**Data in this exercise**
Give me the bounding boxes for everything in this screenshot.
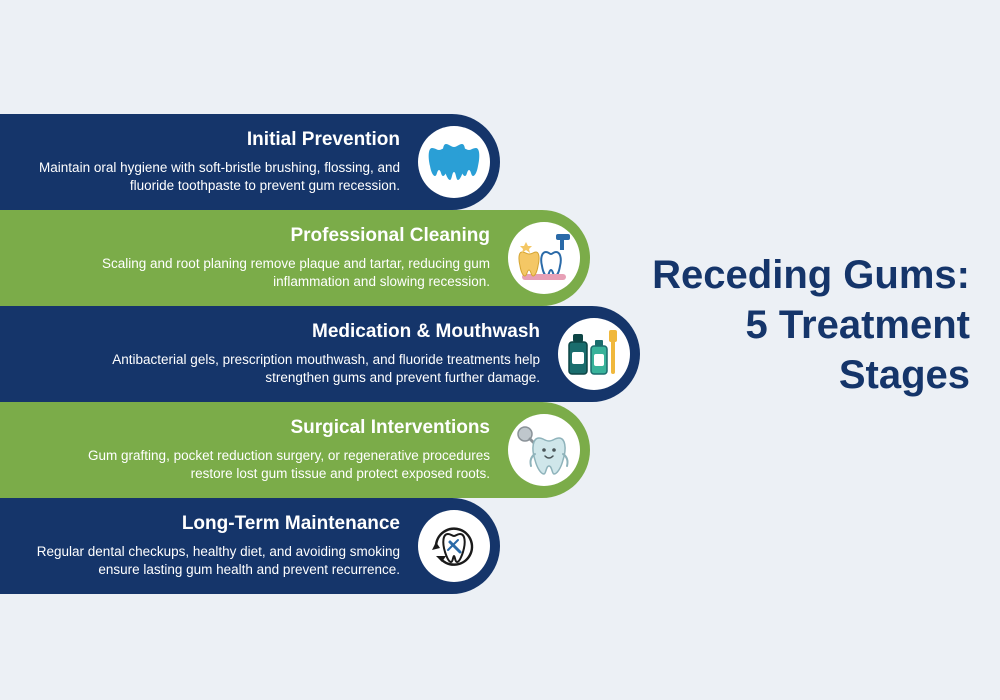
stages-container: Initial Prevention Maintain oral hygiene… <box>0 114 640 594</box>
maintenance-tooth-icon <box>418 510 490 582</box>
stage-3-desc: Antibacterial gels, prescription mouthwa… <box>110 351 540 387</box>
stage-4-text: Surgical Interventions Gum grafting, poc… <box>60 417 490 483</box>
stage-1-title: Initial Prevention <box>0 129 400 151</box>
stage-5: Long-Term Maintenance Regular dental che… <box>0 498 500 594</box>
stage-5-title: Long-Term Maintenance <box>0 513 400 535</box>
main-title: Receding Gums: 5 Treatment Stages <box>640 250 970 400</box>
stage-3-title: Medication & Mouthwash <box>110 321 540 343</box>
stage-1: Initial Prevention Maintain oral hygiene… <box>0 114 500 210</box>
stage-2-desc: Scaling and root planing remove plaque a… <box>60 255 490 291</box>
stage-1-desc: Maintain oral hygiene with soft-bristle … <box>0 159 400 195</box>
stage-4-desc: Gum grafting, pocket reduction surgery, … <box>60 447 490 483</box>
stage-5-text: Long-Term Maintenance Regular dental che… <box>0 513 400 579</box>
stage-2-title: Professional Cleaning <box>60 225 490 247</box>
stage-4-title: Surgical Interventions <box>60 417 490 439</box>
stage-5-desc: Regular dental checkups, healthy diet, a… <box>0 543 400 579</box>
cleaning-tooth-icon <box>508 222 580 294</box>
stage-3: Medication & Mouthwash Antibacterial gel… <box>0 306 640 402</box>
stage-2-text: Professional Cleaning Scaling and root p… <box>60 225 490 291</box>
stage-3-text: Medication & Mouthwash Antibacterial gel… <box>110 321 540 387</box>
stage-4: Surgical Interventions Gum grafting, poc… <box>0 402 590 498</box>
teeth-row-icon <box>418 126 490 198</box>
mouthwash-icon <box>558 318 630 390</box>
surgery-tooth-icon <box>508 414 580 486</box>
stage-2: Professional Cleaning Scaling and root p… <box>0 210 590 306</box>
stage-1-text: Initial Prevention Maintain oral hygiene… <box>0 129 400 195</box>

**Description of the task**
Without carrying over any pictures, retype the records above exactly.

**Response below**
Give me the bounding boxes for everything in this screenshot.
stages-container: Initial Prevention Maintain oral hygiene… <box>0 114 640 594</box>
maintenance-tooth-icon <box>418 510 490 582</box>
stage-3-desc: Antibacterial gels, prescription mouthwa… <box>110 351 540 387</box>
stage-4-text: Surgical Interventions Gum grafting, poc… <box>60 417 490 483</box>
stage-1-title: Initial Prevention <box>0 129 400 151</box>
stage-5: Long-Term Maintenance Regular dental che… <box>0 498 500 594</box>
stage-5-title: Long-Term Maintenance <box>0 513 400 535</box>
main-title: Receding Gums: 5 Treatment Stages <box>640 250 970 400</box>
stage-3-title: Medication & Mouthwash <box>110 321 540 343</box>
stage-1: Initial Prevention Maintain oral hygiene… <box>0 114 500 210</box>
stage-2-desc: Scaling and root planing remove plaque a… <box>60 255 490 291</box>
stage-1-desc: Maintain oral hygiene with soft-bristle … <box>0 159 400 195</box>
stage-4-desc: Gum grafting, pocket reduction surgery, … <box>60 447 490 483</box>
stage-5-text: Long-Term Maintenance Regular dental che… <box>0 513 400 579</box>
stage-2-title: Professional Cleaning <box>60 225 490 247</box>
stage-4-title: Surgical Interventions <box>60 417 490 439</box>
stage-5-desc: Regular dental checkups, healthy diet, a… <box>0 543 400 579</box>
cleaning-tooth-icon <box>508 222 580 294</box>
stage-3: Medication & Mouthwash Antibacterial gel… <box>0 306 640 402</box>
stage-2-text: Professional Cleaning Scaling and root p… <box>60 225 490 291</box>
stage-3-text: Medication & Mouthwash Antibacterial gel… <box>110 321 540 387</box>
stage-4: Surgical Interventions Gum grafting, poc… <box>0 402 590 498</box>
teeth-row-icon <box>418 126 490 198</box>
mouthwash-icon <box>558 318 630 390</box>
surgery-tooth-icon <box>508 414 580 486</box>
stage-2: Professional Cleaning Scaling and root p… <box>0 210 590 306</box>
stage-1-text: Initial Prevention Maintain oral hygiene… <box>0 129 400 195</box>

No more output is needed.